## Start Entries shown

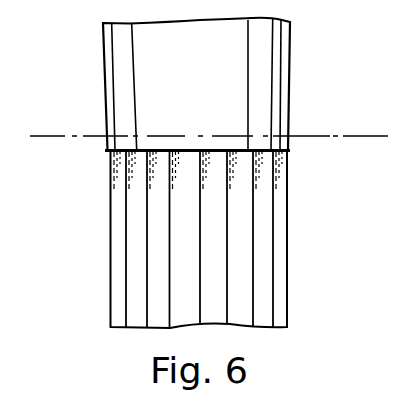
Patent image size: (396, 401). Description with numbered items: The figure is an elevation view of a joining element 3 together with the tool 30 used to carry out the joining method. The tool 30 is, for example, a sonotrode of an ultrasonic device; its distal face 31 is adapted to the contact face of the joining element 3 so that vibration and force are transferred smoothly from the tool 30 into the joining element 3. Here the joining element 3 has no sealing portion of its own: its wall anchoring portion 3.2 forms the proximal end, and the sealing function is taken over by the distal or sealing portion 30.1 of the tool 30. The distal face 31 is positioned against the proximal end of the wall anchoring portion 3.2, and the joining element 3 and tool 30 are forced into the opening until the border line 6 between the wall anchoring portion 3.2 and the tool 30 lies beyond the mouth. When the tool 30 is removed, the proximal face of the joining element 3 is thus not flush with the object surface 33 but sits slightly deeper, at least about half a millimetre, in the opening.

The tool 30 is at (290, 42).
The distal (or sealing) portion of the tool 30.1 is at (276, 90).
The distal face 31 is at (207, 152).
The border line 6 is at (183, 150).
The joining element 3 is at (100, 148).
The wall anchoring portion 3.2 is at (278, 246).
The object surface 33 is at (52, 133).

## End Entries shown

- _Exercise details_:
Collect each line of the items that contains the word "joining". Case counts.

- _Task response_:
Patent image size: (396, 401). Description with numbered items: The figure is an elevation view of a joining element 3 together with the tool 30 used to carry out the joining method. The tool 30 is, for example, a sonotrode of an ultrasonic device; its distal face 31 is adapted to the contact face of the joining element 3 so that vibration and force are transferred smoothly from the tool 30 into the joining element 3. Here the joining element 3 has no sealing portion of its own: its wall anchoring portion 3.2 forms the proximal end, and the sealing function is taken over by the distal or sealing portion 30.1 of the tool 30. The distal face 31 is positioned against the proximal end of the wall anchoring portion 3.2, and the joining element 3 and tool 30 are forced into the opening until the border line 6 between the wall anchoring portion 3.2 and the tool 30 lies beyond the mouth. When the tool 30 is removed, the proximal face of the joining element 3 is thus not flush with the object surface 33 but sits slightly deeper, at least about half a millimetre, in the opening.
The joining element 3 is at (100, 148).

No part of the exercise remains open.